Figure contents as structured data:
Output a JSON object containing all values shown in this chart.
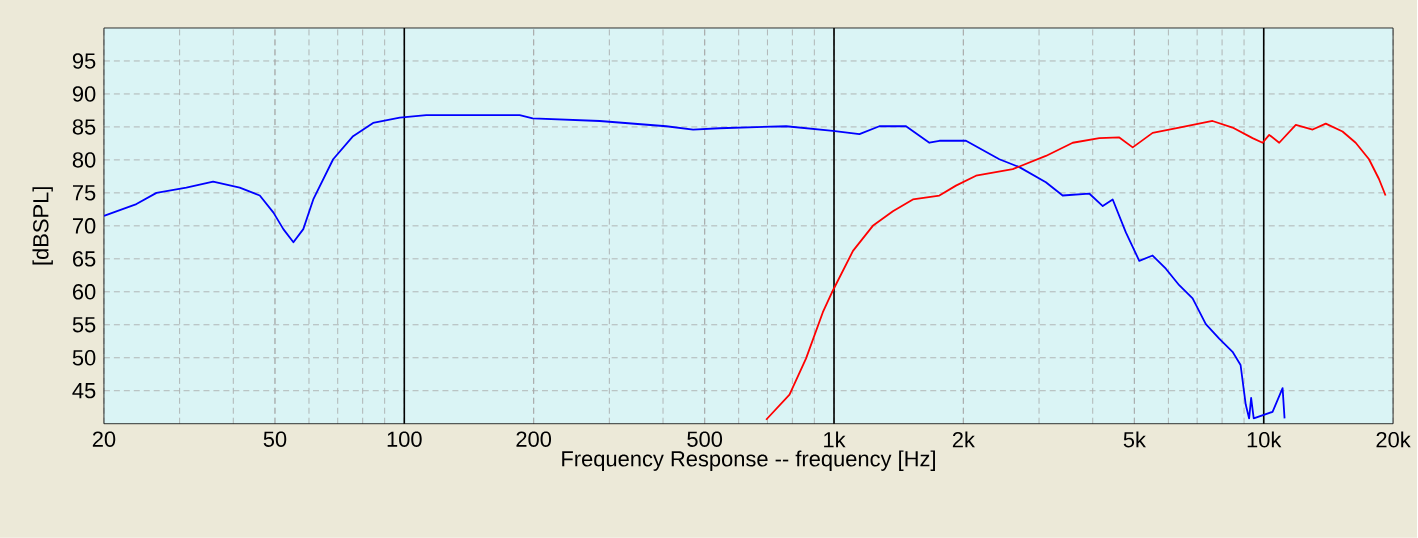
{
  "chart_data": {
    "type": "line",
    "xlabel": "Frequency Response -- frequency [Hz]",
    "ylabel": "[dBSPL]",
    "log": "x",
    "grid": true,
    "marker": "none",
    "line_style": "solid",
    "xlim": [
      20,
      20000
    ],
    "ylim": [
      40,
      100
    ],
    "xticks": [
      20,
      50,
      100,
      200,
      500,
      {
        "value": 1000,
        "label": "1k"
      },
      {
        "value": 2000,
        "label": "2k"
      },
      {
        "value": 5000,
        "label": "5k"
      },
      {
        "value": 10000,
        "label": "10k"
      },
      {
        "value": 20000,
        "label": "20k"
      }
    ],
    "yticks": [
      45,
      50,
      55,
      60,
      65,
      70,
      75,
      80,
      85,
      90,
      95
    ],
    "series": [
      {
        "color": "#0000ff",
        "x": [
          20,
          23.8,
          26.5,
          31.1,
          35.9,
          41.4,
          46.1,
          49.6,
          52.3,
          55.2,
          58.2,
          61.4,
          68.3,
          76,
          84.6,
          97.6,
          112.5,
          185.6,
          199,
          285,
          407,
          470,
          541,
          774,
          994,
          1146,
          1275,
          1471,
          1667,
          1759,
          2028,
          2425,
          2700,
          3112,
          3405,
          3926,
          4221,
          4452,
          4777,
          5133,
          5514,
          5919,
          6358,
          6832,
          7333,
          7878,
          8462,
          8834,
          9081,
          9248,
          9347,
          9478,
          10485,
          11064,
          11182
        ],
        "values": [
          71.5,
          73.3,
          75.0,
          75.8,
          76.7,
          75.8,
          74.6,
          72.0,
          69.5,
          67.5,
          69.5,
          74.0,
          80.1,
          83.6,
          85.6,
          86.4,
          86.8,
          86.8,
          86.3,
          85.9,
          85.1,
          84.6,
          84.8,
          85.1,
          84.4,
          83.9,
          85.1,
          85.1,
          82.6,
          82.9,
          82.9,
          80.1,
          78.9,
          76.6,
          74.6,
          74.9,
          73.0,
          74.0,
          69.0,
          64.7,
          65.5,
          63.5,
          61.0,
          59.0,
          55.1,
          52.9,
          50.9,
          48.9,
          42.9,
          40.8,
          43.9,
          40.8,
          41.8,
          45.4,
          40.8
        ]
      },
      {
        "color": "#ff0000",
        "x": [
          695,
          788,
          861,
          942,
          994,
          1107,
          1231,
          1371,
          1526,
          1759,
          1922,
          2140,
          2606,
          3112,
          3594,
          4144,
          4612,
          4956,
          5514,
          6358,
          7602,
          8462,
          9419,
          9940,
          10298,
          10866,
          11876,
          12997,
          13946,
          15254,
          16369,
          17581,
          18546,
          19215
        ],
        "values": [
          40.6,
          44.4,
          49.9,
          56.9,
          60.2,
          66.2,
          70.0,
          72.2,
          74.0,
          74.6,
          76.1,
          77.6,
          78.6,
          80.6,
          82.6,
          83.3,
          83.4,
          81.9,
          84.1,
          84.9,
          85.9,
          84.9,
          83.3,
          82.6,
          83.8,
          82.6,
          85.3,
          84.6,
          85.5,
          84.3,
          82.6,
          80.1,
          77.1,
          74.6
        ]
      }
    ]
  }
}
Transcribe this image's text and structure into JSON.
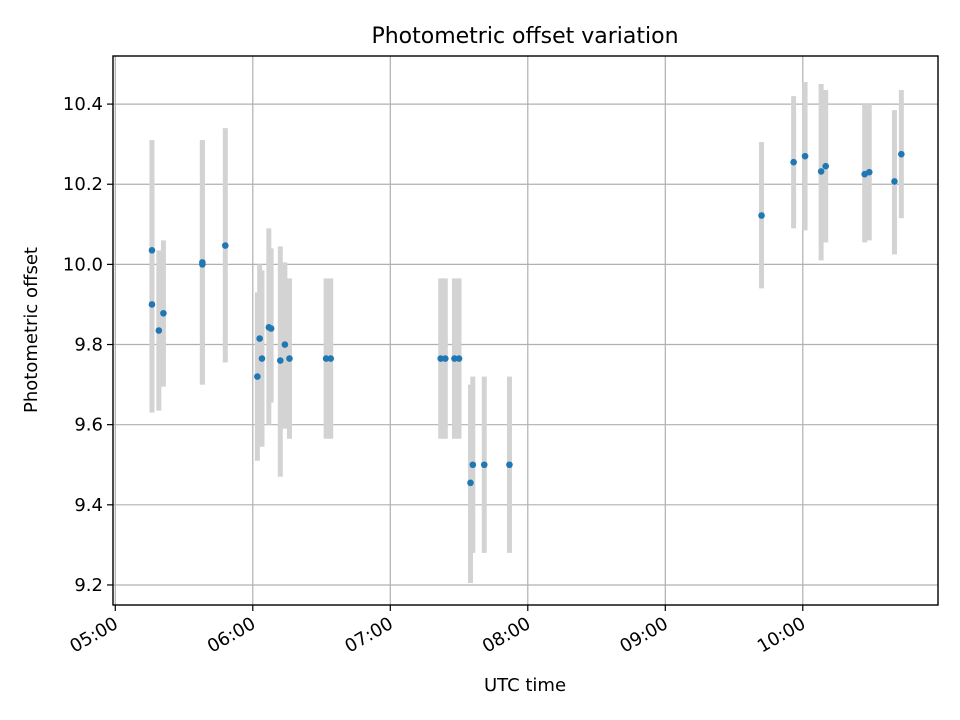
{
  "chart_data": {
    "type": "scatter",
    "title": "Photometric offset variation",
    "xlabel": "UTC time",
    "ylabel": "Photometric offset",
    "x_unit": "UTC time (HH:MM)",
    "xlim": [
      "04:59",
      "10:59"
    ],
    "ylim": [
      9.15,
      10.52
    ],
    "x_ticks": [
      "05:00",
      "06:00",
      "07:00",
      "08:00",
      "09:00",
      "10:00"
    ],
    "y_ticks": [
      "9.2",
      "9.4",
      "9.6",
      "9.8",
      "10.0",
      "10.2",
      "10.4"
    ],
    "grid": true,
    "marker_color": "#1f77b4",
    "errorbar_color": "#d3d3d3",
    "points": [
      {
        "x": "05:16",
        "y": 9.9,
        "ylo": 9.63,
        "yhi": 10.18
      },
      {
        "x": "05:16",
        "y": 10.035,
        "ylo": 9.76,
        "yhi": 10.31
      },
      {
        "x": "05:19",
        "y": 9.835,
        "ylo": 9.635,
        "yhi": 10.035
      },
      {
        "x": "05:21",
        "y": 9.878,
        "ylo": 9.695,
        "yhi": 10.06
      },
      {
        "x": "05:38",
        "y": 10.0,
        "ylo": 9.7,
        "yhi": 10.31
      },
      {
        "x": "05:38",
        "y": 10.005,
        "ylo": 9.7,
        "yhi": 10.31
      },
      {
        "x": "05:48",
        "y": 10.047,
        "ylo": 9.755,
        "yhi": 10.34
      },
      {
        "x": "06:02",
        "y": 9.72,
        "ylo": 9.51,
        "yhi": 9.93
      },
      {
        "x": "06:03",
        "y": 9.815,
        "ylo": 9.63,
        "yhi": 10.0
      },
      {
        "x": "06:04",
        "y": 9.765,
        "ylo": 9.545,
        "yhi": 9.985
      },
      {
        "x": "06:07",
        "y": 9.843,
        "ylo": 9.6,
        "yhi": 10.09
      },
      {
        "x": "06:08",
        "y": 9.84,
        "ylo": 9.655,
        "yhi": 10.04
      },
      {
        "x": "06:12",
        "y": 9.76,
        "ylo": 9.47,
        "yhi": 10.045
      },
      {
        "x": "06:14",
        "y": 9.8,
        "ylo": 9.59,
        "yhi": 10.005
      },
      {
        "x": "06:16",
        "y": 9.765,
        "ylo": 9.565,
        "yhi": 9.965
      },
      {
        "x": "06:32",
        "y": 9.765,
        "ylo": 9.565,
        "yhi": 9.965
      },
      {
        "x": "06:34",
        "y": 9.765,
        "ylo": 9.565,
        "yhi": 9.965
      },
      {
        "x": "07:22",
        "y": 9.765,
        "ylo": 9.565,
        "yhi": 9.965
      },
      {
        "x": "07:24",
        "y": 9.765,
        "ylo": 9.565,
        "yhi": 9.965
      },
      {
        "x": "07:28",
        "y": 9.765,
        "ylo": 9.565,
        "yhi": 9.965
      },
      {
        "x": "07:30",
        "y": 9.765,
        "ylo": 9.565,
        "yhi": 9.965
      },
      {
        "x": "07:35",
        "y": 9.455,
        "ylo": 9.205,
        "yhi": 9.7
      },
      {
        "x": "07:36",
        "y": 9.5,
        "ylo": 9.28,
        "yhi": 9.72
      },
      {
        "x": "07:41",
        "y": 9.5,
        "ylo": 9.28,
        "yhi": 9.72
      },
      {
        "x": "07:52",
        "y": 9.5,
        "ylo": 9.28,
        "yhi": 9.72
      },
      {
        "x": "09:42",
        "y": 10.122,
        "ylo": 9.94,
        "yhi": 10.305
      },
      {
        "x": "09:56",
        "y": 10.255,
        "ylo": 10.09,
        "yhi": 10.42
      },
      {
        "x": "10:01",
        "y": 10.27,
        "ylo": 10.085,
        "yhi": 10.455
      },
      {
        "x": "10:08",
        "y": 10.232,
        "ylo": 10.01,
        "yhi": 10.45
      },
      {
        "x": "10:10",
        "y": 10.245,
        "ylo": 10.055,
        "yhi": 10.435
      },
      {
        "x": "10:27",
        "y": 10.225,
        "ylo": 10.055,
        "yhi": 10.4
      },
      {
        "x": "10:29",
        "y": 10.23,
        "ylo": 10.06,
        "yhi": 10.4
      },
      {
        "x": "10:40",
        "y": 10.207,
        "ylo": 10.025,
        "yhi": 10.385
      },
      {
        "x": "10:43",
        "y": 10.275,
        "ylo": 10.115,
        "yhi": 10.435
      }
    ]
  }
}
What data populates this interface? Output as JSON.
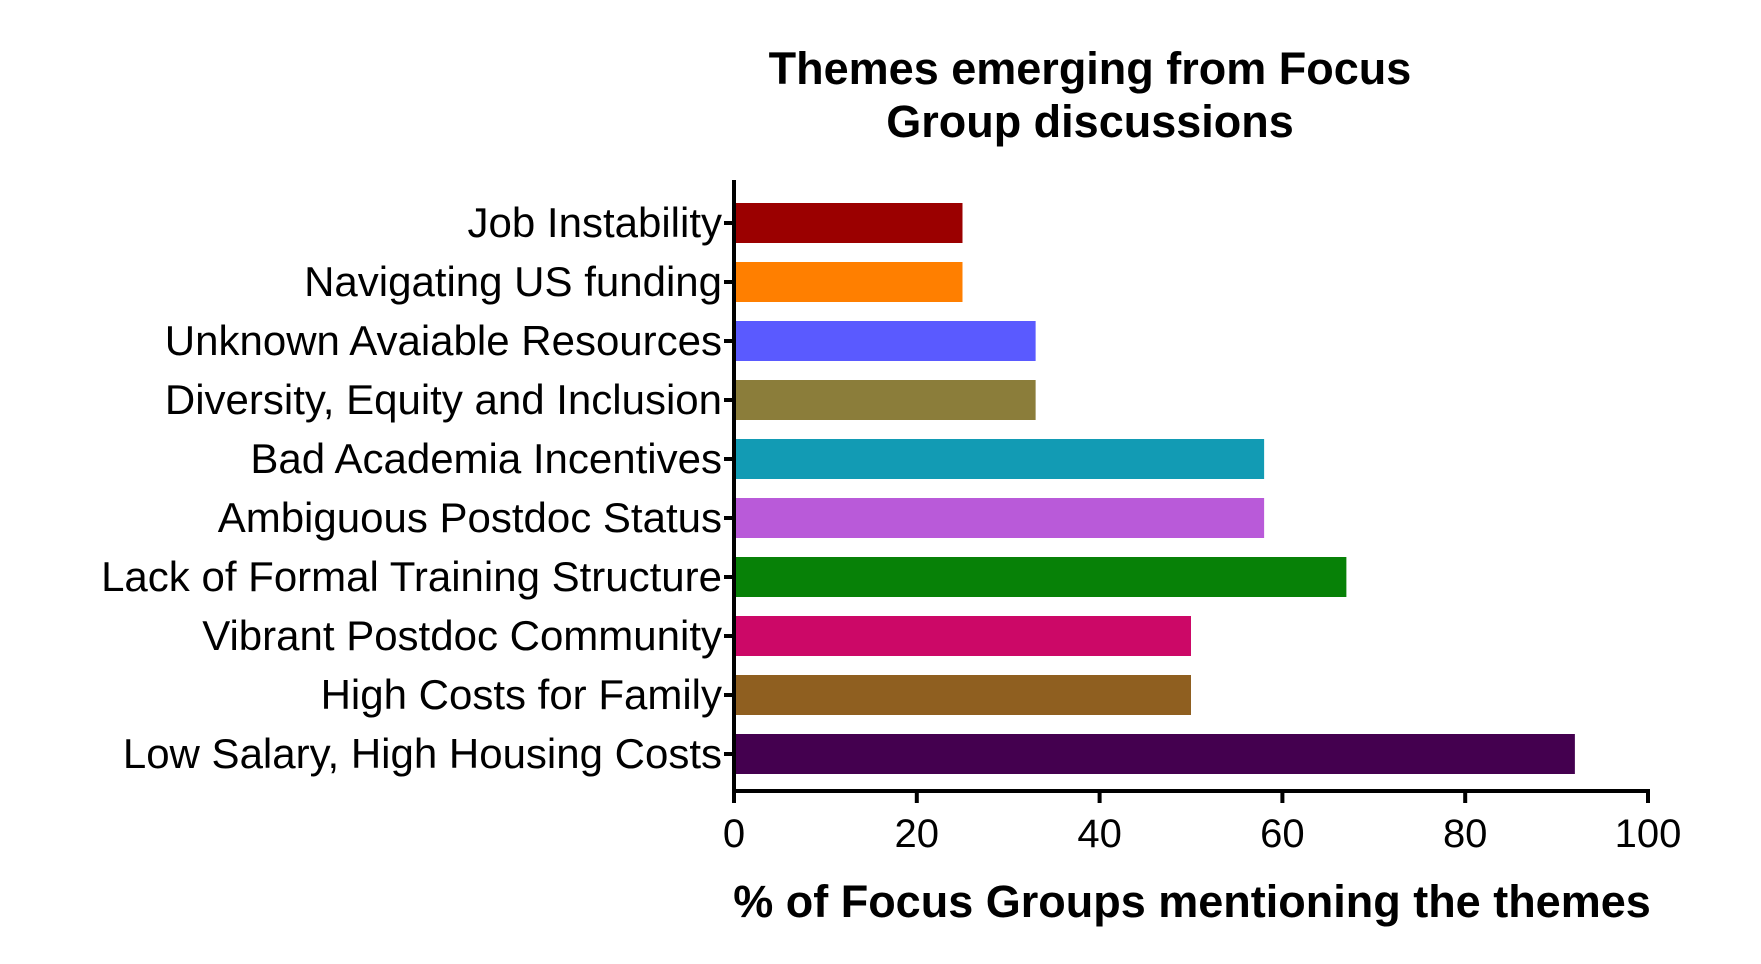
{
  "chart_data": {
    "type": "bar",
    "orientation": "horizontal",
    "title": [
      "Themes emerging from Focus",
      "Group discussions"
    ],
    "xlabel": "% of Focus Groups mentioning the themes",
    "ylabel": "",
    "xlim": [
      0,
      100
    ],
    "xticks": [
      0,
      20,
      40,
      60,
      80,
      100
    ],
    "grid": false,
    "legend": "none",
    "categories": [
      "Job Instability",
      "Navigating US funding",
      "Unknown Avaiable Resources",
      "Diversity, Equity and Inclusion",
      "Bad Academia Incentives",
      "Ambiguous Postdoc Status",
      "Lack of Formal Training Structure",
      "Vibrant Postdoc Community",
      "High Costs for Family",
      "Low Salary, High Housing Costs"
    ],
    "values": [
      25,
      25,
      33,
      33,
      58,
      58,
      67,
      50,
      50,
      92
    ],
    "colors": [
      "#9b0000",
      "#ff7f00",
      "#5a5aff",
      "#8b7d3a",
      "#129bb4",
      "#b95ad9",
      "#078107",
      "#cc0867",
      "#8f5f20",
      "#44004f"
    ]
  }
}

### GOAL OF THE EXERCISE
Copy and report every line where the word "ylabel" is present.

### FULL RESPONSE
    "ylabel": "[dBSPL]",
    "ylabel": "Photometric offset",
    "ylabel": "",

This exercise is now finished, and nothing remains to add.